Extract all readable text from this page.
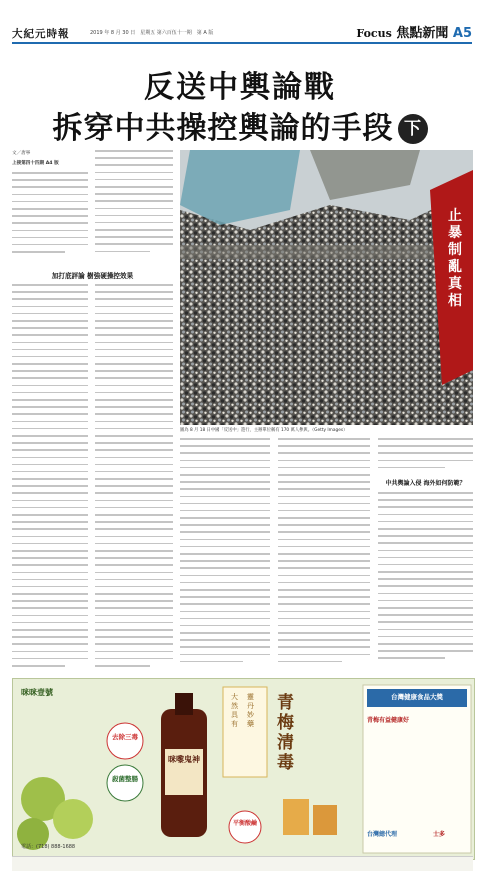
大紀元時報	2019 年 8 月 30 日　星期五 第六百伍十一期　第 A 版	Focus 焦點新聞 A5
反送中輿論戰
拆穿中共操控輿論的手段 下
文／唐寧
上接第四十四期 A4 版
加打底評論 樹強硬操控效果
止暴制亂真相
圖為 8 月 18 日中國「反送中」遊行，主辦單位稱有 170 萬人參與。（Getty Images）
中共輿論入侵 海外如何防範？
咪咪壹號
去除三毒
殺菌整腸
平衡酸鹼
咪嚟鬼神
青梅清毒
大然具有
靈丹妙藥
台灣健康食品大獎
青梅有益健康好
電話：(718) 888-1688
台灣總代理	士多
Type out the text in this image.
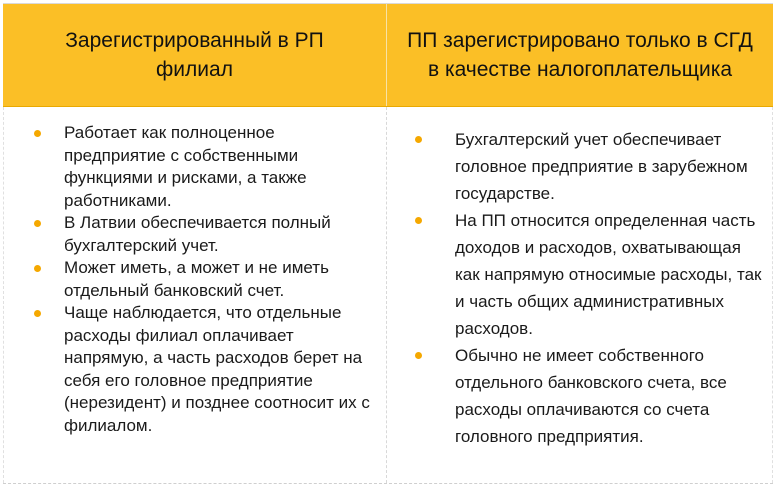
Зарегистрированный в РП филиал
ПП зарегистрировано только в СГД в качестве налогоплательщика
Работает как полноценное предприятие с собственными функциями и рисками, а также работниками.
В Латвии обеспечивается полный бухгалтерский учет.
Может иметь, а может и не иметь отдельный банковский счет.
Чаще наблюдается, что отдельные расходы филиал оплачивает напрямую, а часть расходов берет на себя его головное предприятие (нерезидент) и позднее соотносит их с филиалом.
Бухгалтерский учет обеспечивает головное предприятие в зарубежном государстве.
На ПП относится определенная часть доходов и расходов, охватывающая как напрямую относимые расходы, так и часть общих административных расходов.
Обычно не имеет собственного отдельного банковского счета, все расходы оплачиваются со счета головного предприятия.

■ Instructions for the task ■
Pull out all lines in the data above that include "головное".

■ Finished exercise ■
Чаще наблюдается, что отдельные расходы филиал оплачивает напрямую, а часть расходов берет на себя его головное предприятие (нерезидент) и позднее соотносит их с филиалом.
Бухгалтерский учет обеспечивает головное предприятие в зарубежном государстве.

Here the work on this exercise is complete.